### [Work to complete]
Give the material once more, word for word, without any images.

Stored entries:
## start

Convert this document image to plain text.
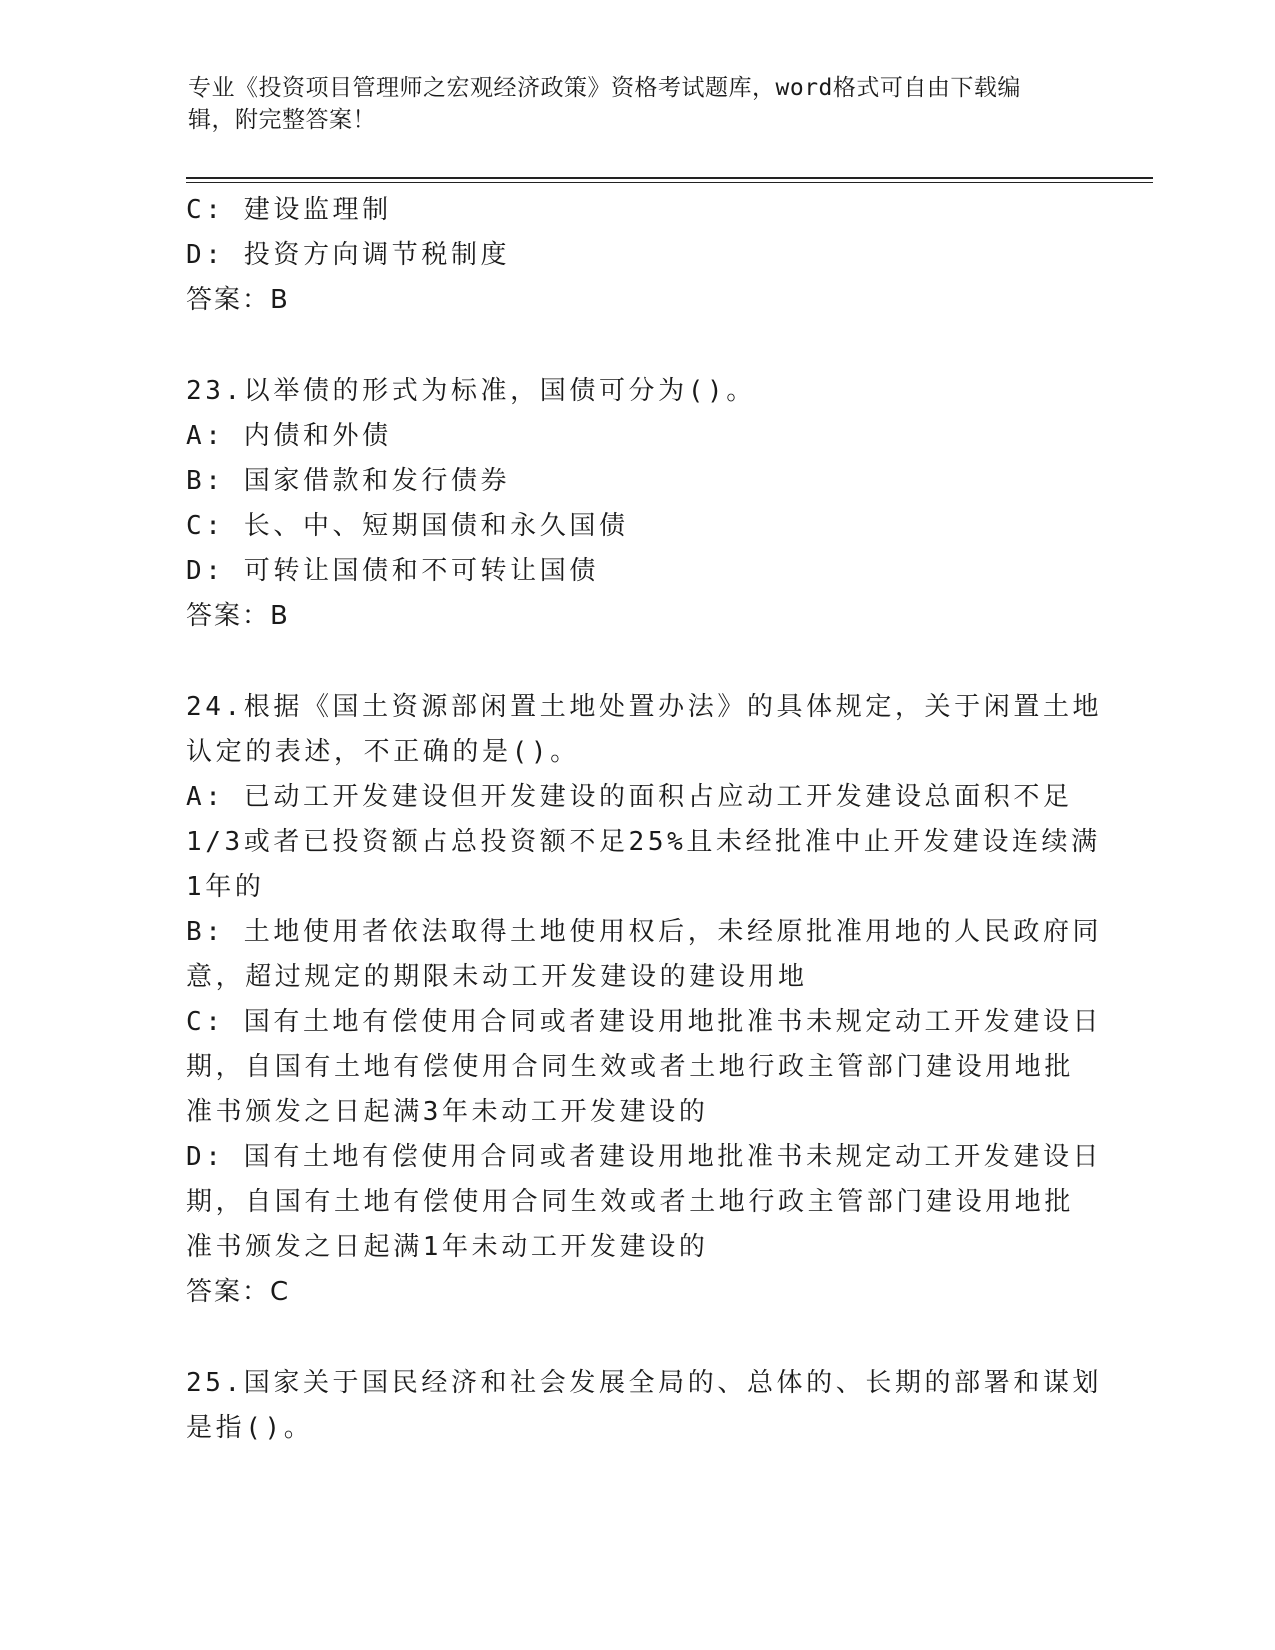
专业《投资项目管理师之宏观经济政策》资格考试题库，word格式可自由下载编
辑，附完整答案！

C: 建设监理制

D: 投资方向调节税制度

答案：B

23.以举债的形式为标准，国债可分为()。

A: 内债和外债

B: 国家借款和发行债券

C: 长、中、短期国债和永久国债

D: 可转让国债和不可转让国债

答案：B

24.根据《国土资源部闲置土地处置办法》的具体规定，关于闲置土地

认定的表述，不正确的是()。

A: 已动工开发建设但开发建设的面积占应动工开发建设总面积不足

1/3或者已投资额占总投资额不足25%且未经批准中止开发建设连续满

1年的

B: 土地使用者依法取得土地使用权后，未经原批准用地的人民政府同

意，超过规定的期限未动工开发建设的建设用地

C: 国有土地有偿使用合同或者建设用地批准书未规定动工开发建设日

期，自国有土地有偿使用合同生效或者土地行政主管部门建设用地批

准书颁发之日起满3年未动工开发建设的

D: 国有土地有偿使用合同或者建设用地批准书未规定动工开发建设日

期，自国有土地有偿使用合同生效或者土地行政主管部门建设用地批

准书颁发之日起满1年未动工开发建设的

答案：C

25.国家关于国民经济和社会发展全局的、总体的、长期的部署和谋划

是指()。
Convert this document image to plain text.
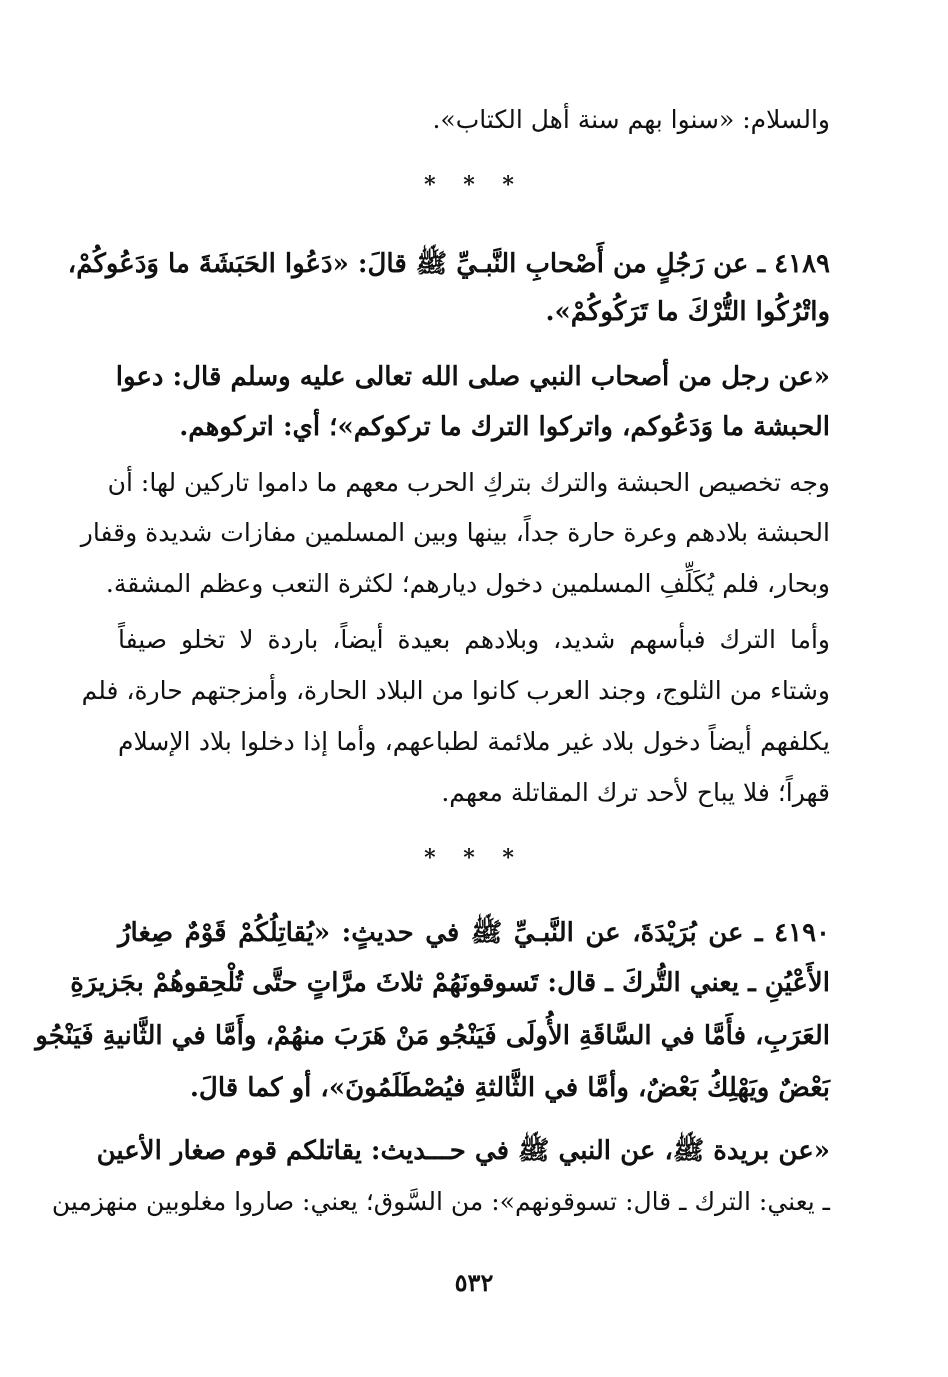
والسلام: «سنوا بهم سنة أهل الكتاب».
* * *
٤١٨٩ ـ عن رَجُلٍ من أَصْحابِ النَّبـيِّ ﷺ قالَ: «دَعُوا الحَبَشَةَ ما وَدَعُوكُمْ،
واتْرُكُوا التُّرْكَ ما تَرَكُوكُمْ».
«عن رجل من أصحاب النبي صلى الله تعالى عليه وسلم قال: دعوا
الحبشة ما وَدَعُوكم، واتركوا الترك ما تركوكم»؛ أي: اتركوهم.
وجه تخصيص الحبشة والترك بتركِ الحرب معهم ما داموا تاركين لها: أن
الحبشة بلادهم وعرة حارة جداً، بينها وبين المسلمين مفازات شديدة وقفار
وبحار، فلم يُكَلِّفِ المسلمين دخول ديارهم؛ لكثرة التعب وعظم المشقة.
وأما الترك فبأسهم شديد، وبلادهم بعيدة أيضاً، باردة لا تخلو صيفاً
وشتاء من الثلوج، وجند العرب كانوا من البلاد الحارة، وأمزجتهم حارة، فلم
يكلفهم أيضاً دخول بلاد غير ملائمة لطباعهم، وأما إذا دخلوا بلاد الإسلام
قهراً؛ فلا يباح لأحد ترك المقاتلة معهم.
* * *
٤١٩٠ ـ عن بُرَيْدَةَ، عن النَّبـيِّ ﷺ في حديثٍ: «يُقاتِلُكُمْ قَوْمٌ صِغارُ
الأَعْيُنِ ـ يعني التُّركَ ـ قال: تَسوقونَهُمْ ثلاثَ مرَّاتٍ حتَّى تُلْحِقوهُمْ بجَزيرَةِ
العَرَبِ، فأَمَّا في السَّاقَةِ الأُولَى فَيَنْجُو مَنْ هَرَبَ منهُمْ، وأَمَّا في الثَّانيةِ فَيَنْجُو
بَعْضٌ ويَهْلِكُ بَعْضٌ، وأمَّا في الثَّالثةِ فيُصْطَلَمُونَ»، أو كما قالَ.
«عن بريدة ﷺ، عن النبي ﷺ في حـــديث: يقاتلكم قوم صغار الأعين
ـ يعني: الترك ـ قال: تسوقونهم»: من السَّوق؛ يعني: صاروا مغلوبين منهزمين
٥٣٢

## end

### [The reply]
Convert this document image to plain text.
专业《投资项目管理师之宏观经济政策》资格考试题库，word格式可自由下载编
辑，附完整答案！

C: 建设监理制

D: 投资方向调节税制度

答案：B

23.以举债的形式为标准，国债可分为()。

A: 内债和外债

B: 国家借款和发行债券

C: 长、中、短期国债和永久国债

D: 可转让国债和不可转让国债

答案：B

24.根据《国土资源部闲置土地处置办法》的具体规定，关于闲置土地

认定的表述，不正确的是()。

A: 已动工开发建设但开发建设的面积占应动工开发建设总面积不足

1/3或者已投资额占总投资额不足25%且未经批准中止开发建设连续满

1年的

B: 土地使用者依法取得土地使用权后，未经原批准用地的人民政府同

意，超过规定的期限未动工开发建设的建设用地

C: 国有土地有偿使用合同或者建设用地批准书未规定动工开发建设日

期，自国有土地有偿使用合同生效或者土地行政主管部门建设用地批

准书颁发之日起满3年未动工开发建设的

D: 国有土地有偿使用合同或者建设用地批准书未规定动工开发建设日

期，自国有土地有偿使用合同生效或者土地行政主管部门建设用地批

准书颁发之日起满1年未动工开发建设的

答案：C

25.国家关于国民经济和社会发展全局的、总体的、长期的部署和谋划

是指()。
Convert this document image to plain text.
والسلام: «سنوا بهم سنة أهل الكتاب».
* * *
٤١٨٩ ـ عن رَجُلٍ من أَصْحابِ النَّبـيِّ ﷺ قالَ: «دَعُوا الحَبَشَةَ ما وَدَعُوكُمْ،
واتْرُكُوا التُّرْكَ ما تَرَكُوكُمْ».
«عن رجل من أصحاب النبي صلى الله تعالى عليه وسلم قال: دعوا
الحبشة ما وَدَعُوكم، واتركوا الترك ما تركوكم»؛ أي: اتركوهم.
وجه تخصيص الحبشة والترك بتركِ الحرب معهم ما داموا تاركين لها: أن
الحبشة بلادهم وعرة حارة جداً، بينها وبين المسلمين مفازات شديدة وقفار
وبحار، فلم يُكَلِّفِ المسلمين دخول ديارهم؛ لكثرة التعب وعظم المشقة.
وأما الترك فبأسهم شديد، وبلادهم بعيدة أيضاً، باردة لا تخلو صيفاً
وشتاء من الثلوج، وجند العرب كانوا من البلاد الحارة، وأمزجتهم حارة، فلم
يكلفهم أيضاً دخول بلاد غير ملائمة لطباعهم، وأما إذا دخلوا بلاد الإسلام
قهراً؛ فلا يباح لأحد ترك المقاتلة معهم.
* * *
٤١٩٠ ـ عن بُرَيْدَةَ، عن النَّبـيِّ ﷺ في حديثٍ: «يُقاتِلُكُمْ قَوْمٌ صِغارُ
الأَعْيُنِ ـ يعني التُّركَ ـ قال: تَسوقونَهُمْ ثلاثَ مرَّاتٍ حتَّى تُلْحِقوهُمْ بجَزيرَةِ
العَرَبِ، فأَمَّا في السَّاقَةِ الأُولَى فَيَنْجُو مَنْ هَرَبَ منهُمْ، وأَمَّا في الثَّانيةِ فَيَنْجُو
بَعْضٌ ويَهْلِكُ بَعْضٌ، وأمَّا في الثَّالثةِ فيُصْطَلَمُونَ»، أو كما قالَ.
«عن بريدة ﷺ، عن النبي ﷺ في حـــديث: يقاتلكم قوم صغار الأعين
ـ يعني: الترك ـ قال: تسوقونهم»: من السَّوق؛ يعني: صاروا مغلوبين منهزمين
٥٣٢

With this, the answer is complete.